#### PROBLEM REQUIREMENTS
Transcribe all of the records word for word, but omit the pictures.

#### SOURCE RECORDS
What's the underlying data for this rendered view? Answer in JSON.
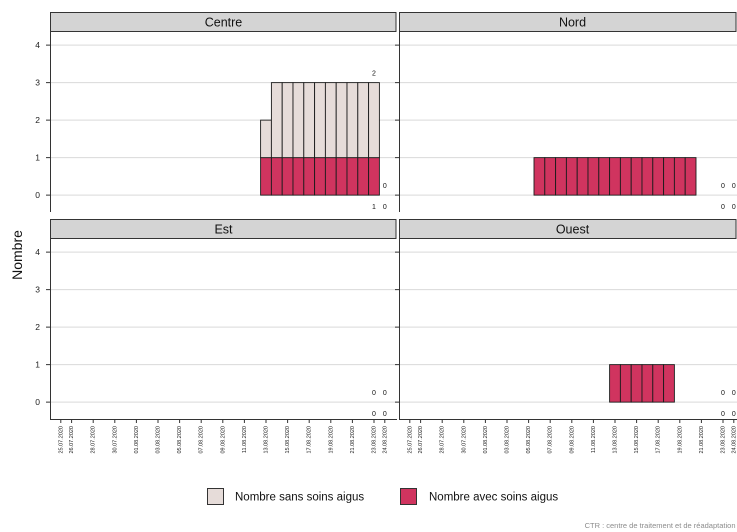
{
  "chart_data": {
    "type": "bar",
    "stacked": true,
    "ylabel": "Nombre",
    "ylim": [
      -0.45,
      4.35
    ],
    "yticks": [
      0,
      1,
      2,
      3,
      4
    ],
    "xlim": [
      "24.07.2020",
      "25.08.2020"
    ],
    "xticks": [
      "25.07.2020",
      "26.07.2020",
      "28.07.2020",
      "30.07.2020",
      "01.08.2020",
      "03.08.2020",
      "05.08.2020",
      "07.08.2020",
      "09.08.2020",
      "11.08.2020",
      "13.08.2020",
      "15.08.2020",
      "17.08.2020",
      "19.08.2020",
      "21.08.2020",
      "23.08.2020",
      "24.08.2020"
    ],
    "grid": true,
    "legend_position": "bottom",
    "series": [
      {
        "name": "Nombre sans soins aigus",
        "color": "#e6dcd9"
      },
      {
        "name": "Nombre avec soins aigus",
        "color": "#d0345f"
      }
    ],
    "facets": [
      {
        "name": "Centre",
        "x": [
          "13.08.2020",
          "14.08.2020",
          "15.08.2020",
          "16.08.2020",
          "17.08.2020",
          "18.08.2020",
          "19.08.2020",
          "20.08.2020",
          "21.08.2020",
          "22.08.2020",
          "23.08.2020"
        ],
        "values": [
          [
            1,
            2,
            2,
            2,
            2,
            2,
            2,
            2,
            2,
            2,
            2
          ],
          [
            1,
            1,
            1,
            1,
            1,
            1,
            1,
            1,
            1,
            1,
            1
          ]
        ],
        "labels": {
          "x": [
            "23.08.2020",
            "24.08.2020"
          ],
          "values": [
            [
              2,
              0
            ],
            [
              1,
              0
            ]
          ]
        }
      },
      {
        "name": "Nord",
        "x": [
          "06.08.2020",
          "07.08.2020",
          "08.08.2020",
          "09.08.2020",
          "10.08.2020",
          "11.08.2020",
          "12.08.2020",
          "13.08.2020",
          "14.08.2020",
          "15.08.2020",
          "16.08.2020",
          "17.08.2020",
          "18.08.2020",
          "19.08.2020",
          "20.08.2020"
        ],
        "values": [
          [
            0,
            0,
            0,
            0,
            0,
            0,
            0,
            0,
            0,
            0,
            0,
            0,
            0,
            0,
            0
          ],
          [
            1,
            1,
            1,
            1,
            1,
            1,
            1,
            1,
            1,
            1,
            1,
            1,
            1,
            1,
            1
          ]
        ],
        "labels": {
          "x": [
            "23.08.2020",
            "24.08.2020"
          ],
          "values": [
            [
              0,
              0
            ],
            [
              0,
              0
            ]
          ]
        }
      },
      {
        "name": "Est",
        "x": [],
        "values": [
          [],
          []
        ],
        "labels": {
          "x": [
            "23.08.2020",
            "24.08.2020"
          ],
          "values": [
            [
              0,
              0
            ],
            [
              0,
              0
            ]
          ]
        }
      },
      {
        "name": "Ouest",
        "x": [
          "13.08.2020",
          "14.08.2020",
          "15.08.2020",
          "16.08.2020",
          "17.08.2020",
          "18.08.2020"
        ],
        "values": [
          [
            0,
            0,
            0,
            0,
            0,
            0
          ],
          [
            1,
            1,
            1,
            1,
            1,
            1
          ]
        ],
        "labels": {
          "x": [
            "23.08.2020",
            "24.08.2020"
          ],
          "values": [
            [
              0,
              0
            ],
            [
              0,
              0
            ]
          ]
        }
      }
    ]
  },
  "caption": "CTR : centre de traitement et de réadaptation"
}
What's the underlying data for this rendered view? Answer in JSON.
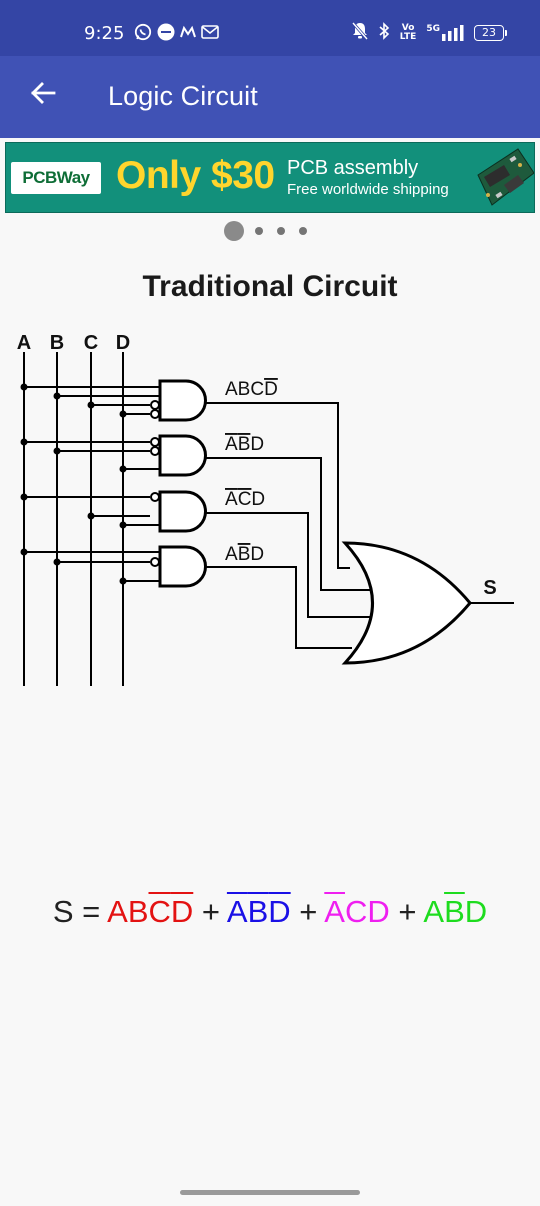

#### WORKED SOLUTION
What's the underlying data for this rendered view? Answer in JSON.
{
  "chart_data": {
    "type": "bar",
    "stacked": true,
    "ylabel": "Nombre",
    "ylim": [
      -0.45,
      4.35
    ],
    "yticks": [
      0,
      1,
      2,
      3,
      4
    ],
    "xlim": [
      "24.07.2020",
      "25.08.2020"
    ],
    "xticks": [
      "25.07.2020",
      "26.07.2020",
      "28.07.2020",
      "30.07.2020",
      "01.08.2020",
      "03.08.2020",
      "05.08.2020",
      "07.08.2020",
      "09.08.2020",
      "11.08.2020",
      "13.08.2020",
      "15.08.2020",
      "17.08.2020",
      "19.08.2020",
      "21.08.2020",
      "23.08.2020",
      "24.08.2020"
    ],
    "grid": true,
    "legend_position": "bottom",
    "series": [
      {
        "name": "Nombre sans soins aigus",
        "color": "#e6dcd9"
      },
      {
        "name": "Nombre avec soins aigus",
        "color": "#d0345f"
      }
    ],
    "facets": [
      {
        "name": "Centre",
        "x": [
          "13.08.2020",
          "14.08.2020",
          "15.08.2020",
          "16.08.2020",
          "17.08.2020",
          "18.08.2020",
          "19.08.2020",
          "20.08.2020",
          "21.08.2020",
          "22.08.2020",
          "23.08.2020"
        ],
        "values": [
          [
            1,
            2,
            2,
            2,
            2,
            2,
            2,
            2,
            2,
            2,
            2
          ],
          [
            1,
            1,
            1,
            1,
            1,
            1,
            1,
            1,
            1,
            1,
            1
          ]
        ],
        "labels": {
          "x": [
            "23.08.2020",
            "24.08.2020"
          ],
          "values": [
            [
              2,
              0
            ],
            [
              1,
              0
            ]
          ]
        }
      },
      {
        "name": "Nord",
        "x": [
          "06.08.2020",
          "07.08.2020",
          "08.08.2020",
          "09.08.2020",
          "10.08.2020",
          "11.08.2020",
          "12.08.2020",
          "13.08.2020",
          "14.08.2020",
          "15.08.2020",
          "16.08.2020",
          "17.08.2020",
          "18.08.2020",
          "19.08.2020",
          "20.08.2020"
        ],
        "values": [
          [
            0,
            0,
            0,
            0,
            0,
            0,
            0,
            0,
            0,
            0,
            0,
            0,
            0,
            0,
            0
          ],
          [
            1,
            1,
            1,
            1,
            1,
            1,
            1,
            1,
            1,
            1,
            1,
            1,
            1,
            1,
            1
          ]
        ],
        "labels": {
          "x": [
            "23.08.2020",
            "24.08.2020"
          ],
          "values": [
            [
              0,
              0
            ],
            [
              0,
              0
            ]
          ]
        }
      },
      {
        "name": "Est",
        "x": [],
        "values": [
          [],
          []
        ],
        "labels": {
          "x": [
            "23.08.2020",
            "24.08.2020"
          ],
          "values": [
            [
              0,
              0
            ],
            [
              0,
              0
            ]
          ]
        }
      },
      {
        "name": "Ouest",
        "x": [
          "13.08.2020",
          "14.08.2020",
          "15.08.2020",
          "16.08.2020",
          "17.08.2020",
          "18.08.2020"
        ],
        "values": [
          [
            0,
            0,
            0,
            0,
            0,
            0
          ],
          [
            1,
            1,
            1,
            1,
            1,
            1
          ]
        ],
        "labels": {
          "x": [
            "23.08.2020",
            "24.08.2020"
          ],
          "values": [
            [
              0,
              0
            ],
            [
              0,
              0
            ]
          ]
        }
      }
    ]
  },
  "caption": "CTR : centre de traitement et de réadaptation"
}
What's the underlying data for this rendered view? Answer in JSON.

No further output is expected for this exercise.